Data records for software interfaces
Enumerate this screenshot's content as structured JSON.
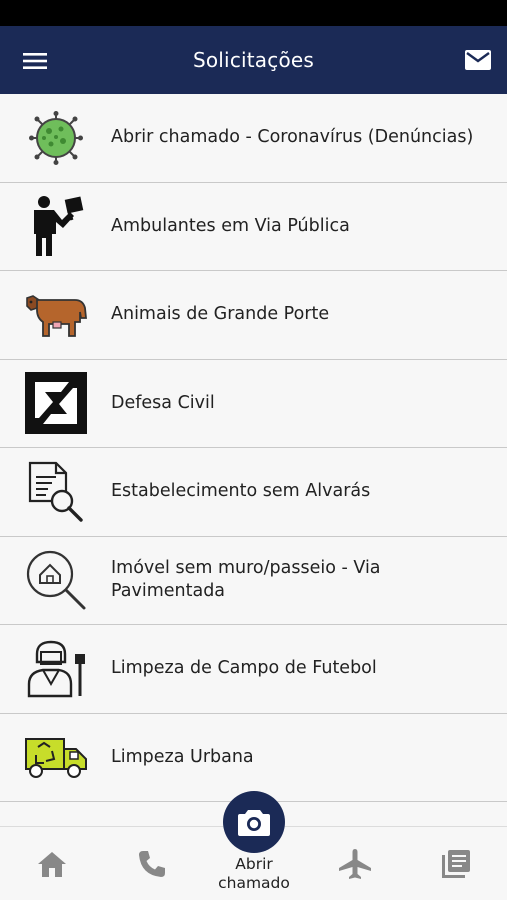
{
  "header": {
    "title": "Solicitações"
  },
  "icons": {
    "menu": "menu-icon",
    "mail": "mail-icon",
    "camera": "camera-icon",
    "home": "home-icon",
    "phone": "phone-icon",
    "plane": "airplane-icon",
    "library": "library-icon"
  },
  "colors": {
    "header_bg": "#1b2a56",
    "fab_bg": "#1b2a56",
    "nav_icon": "#888888"
  },
  "items": [
    {
      "label": "Abrir chamado - Coronavírus  (Denúncias)",
      "icon": "coronavirus-icon"
    },
    {
      "label": "Ambulantes em Via Pública",
      "icon": "street-vendor-icon"
    },
    {
      "label": "Animais de Grande Porte",
      "icon": "cow-icon"
    },
    {
      "label": "Defesa Civil",
      "icon": "civil-defense-icon"
    },
    {
      "label": "Estabelecimento sem Alvarás",
      "icon": "document-search-icon"
    },
    {
      "label": "Imóvel sem muro/passeio - Via Pavimentada",
      "icon": "house-search-icon"
    },
    {
      "label": "Limpeza de Campo de Futebol",
      "icon": "cleaner-icon"
    },
    {
      "label": "Limpeza Urbana",
      "icon": "garbage-truck-icon"
    }
  ],
  "bottom_nav": {
    "fab_label": "Abrir chamado"
  }
}
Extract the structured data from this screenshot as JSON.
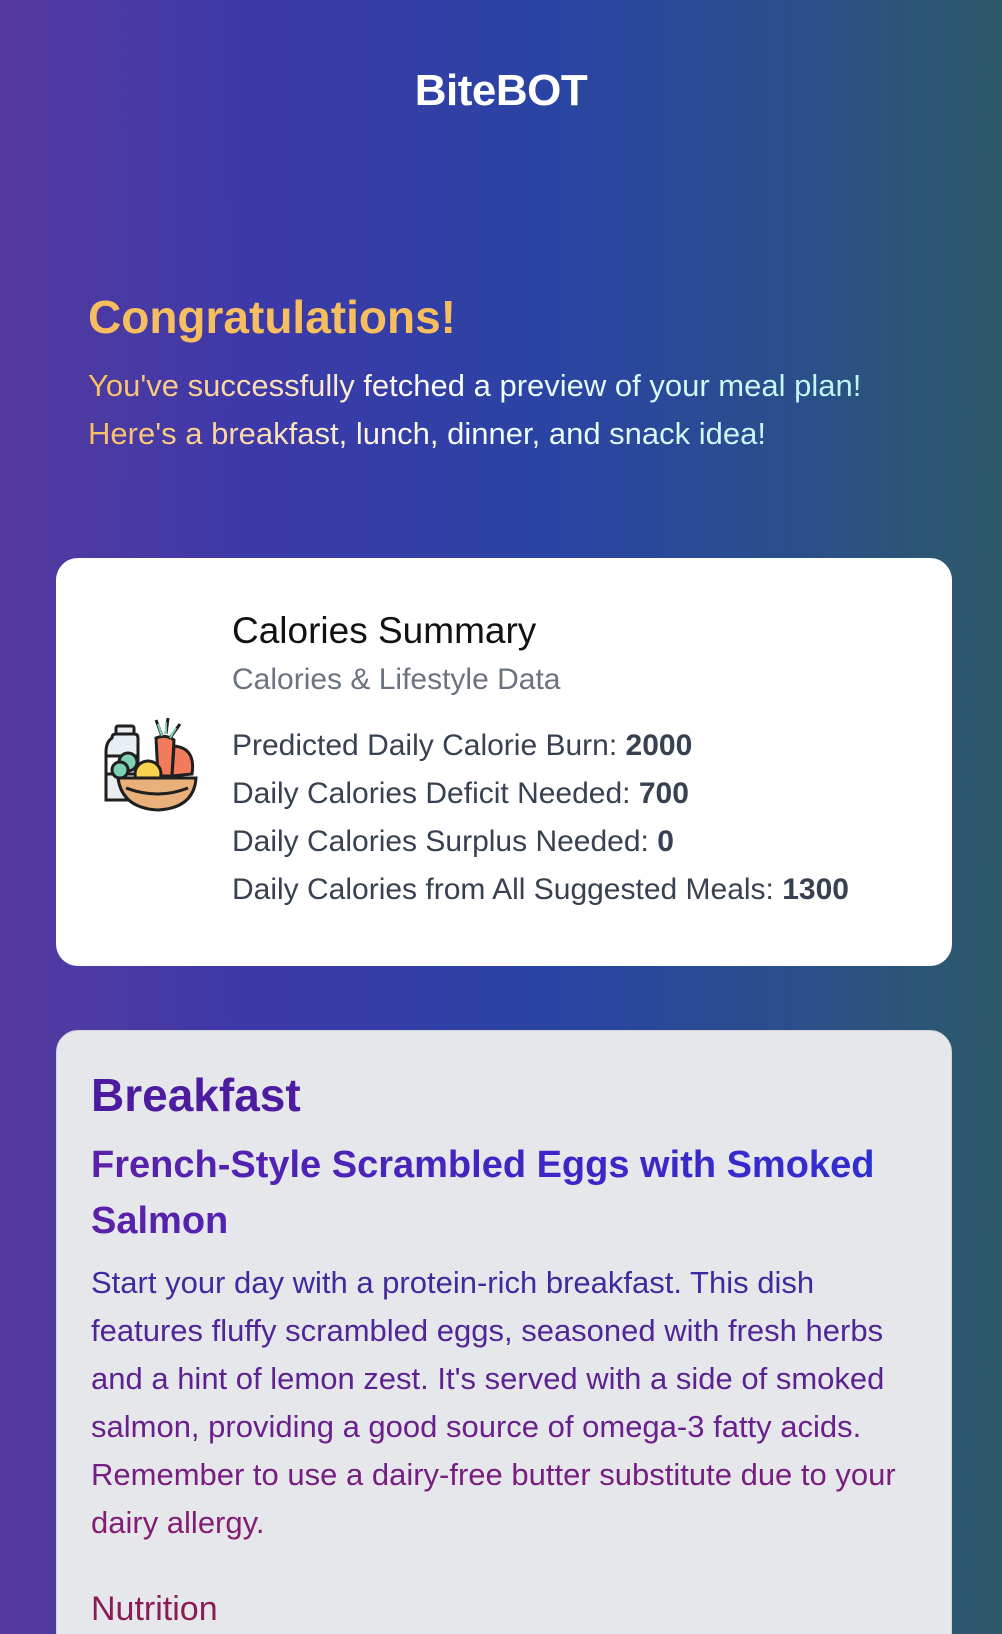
{
  "header": {
    "brand": "BiteBOT"
  },
  "hero": {
    "title": "Congratulations!",
    "text": "You've successfully fetched a preview of your meal plan! Here's a breakfast, lunch, dinner, and snack idea!"
  },
  "summary": {
    "icon": "food-basket-icon",
    "title": "Calories Summary",
    "subtitle": "Calories & Lifestyle Data",
    "stats": [
      {
        "label": "Predicted Daily Calorie Burn:",
        "value": "2000"
      },
      {
        "label": "Daily Calories Deficit Needed:",
        "value": "700"
      },
      {
        "label": "Daily Calories Surplus Needed:",
        "value": "0"
      },
      {
        "label": "Daily Calories from All Suggested Meals:",
        "value": "1300"
      }
    ]
  },
  "meals": [
    {
      "label": "Breakfast",
      "name": "French-Style Scrambled Eggs with Smoked Salmon",
      "description": "Start your day with a protein-rich breakfast. This dish features fluffy scrambled eggs, seasoned with fresh herbs and a hint of lemon zest. It's served with a side of smoked salmon, providing a good source of omega-3 fatty acids. Remember to use a dairy-free butter substitute due to your dairy allergy.",
      "nutrition_heading": "Nutrition"
    }
  ]
}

REQUIRED ACTION » Single out each line of the records above with the string "structured" in it, and copy it.

RESPONSE AREA »
Enumerate this screenshot's content as structured JSON.
Extract the structured data from this screenshot as JSON.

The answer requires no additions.